* BEGIN PROVIDED MATERIAL *
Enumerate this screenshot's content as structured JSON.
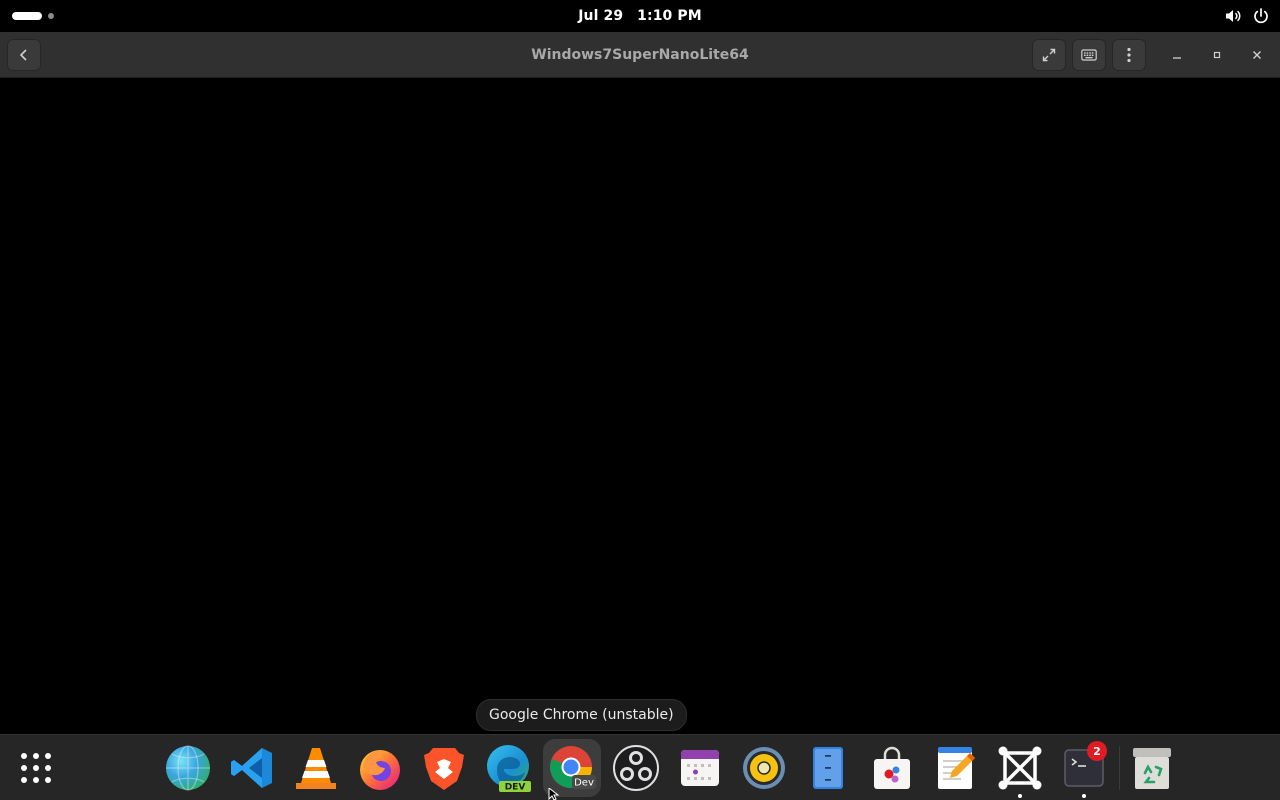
{
  "topbar": {
    "date": "Jul 29",
    "time": "1:10 PM",
    "tray_icons": [
      "volume-icon",
      "power-icon"
    ]
  },
  "window": {
    "title": "Windows7SuperNanoLite64",
    "buttons": [
      "back-icon",
      "fullscreen-icon",
      "keyboard-icon",
      "menu-icon",
      "minimize-icon",
      "maximize-icon",
      "close-icon"
    ]
  },
  "tooltip": {
    "text": "Google Chrome (unstable)"
  },
  "dock": {
    "items": [
      {
        "name": "show-apps",
        "label": ""
      },
      {
        "name": "web-browser-globe",
        "label": ""
      },
      {
        "name": "visual-studio-code",
        "label": ""
      },
      {
        "name": "vlc-media-player",
        "label": ""
      },
      {
        "name": "firefox",
        "label": ""
      },
      {
        "name": "brave-browser",
        "label": ""
      },
      {
        "name": "microsoft-edge-dev",
        "label": "DEV"
      },
      {
        "name": "google-chrome-unstable",
        "label": "Dev"
      },
      {
        "name": "obs-studio",
        "label": ""
      },
      {
        "name": "calendar",
        "label": ""
      },
      {
        "name": "rhythmbox",
        "label": ""
      },
      {
        "name": "file-cabinet",
        "label": ""
      },
      {
        "name": "software-store",
        "label": ""
      },
      {
        "name": "text-editor",
        "label": ""
      },
      {
        "name": "boxes",
        "label": ""
      },
      {
        "name": "terminal",
        "label": ""
      },
      {
        "name": "trash",
        "label": ""
      }
    ],
    "terminal_badge": "2"
  },
  "colors": {
    "topbar": "#000000",
    "headerbar": "#303030",
    "dock": "#262626",
    "badge": "#e01b24",
    "title_text": "#a9a9a9"
  }
}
* END PROVIDED MATERIAL *
WORK TO DO:
Show every line that contains the word "studio".

WRITTEN RESPONSE:
        "name": "visual-studio-code",
        "name": "obs-studio",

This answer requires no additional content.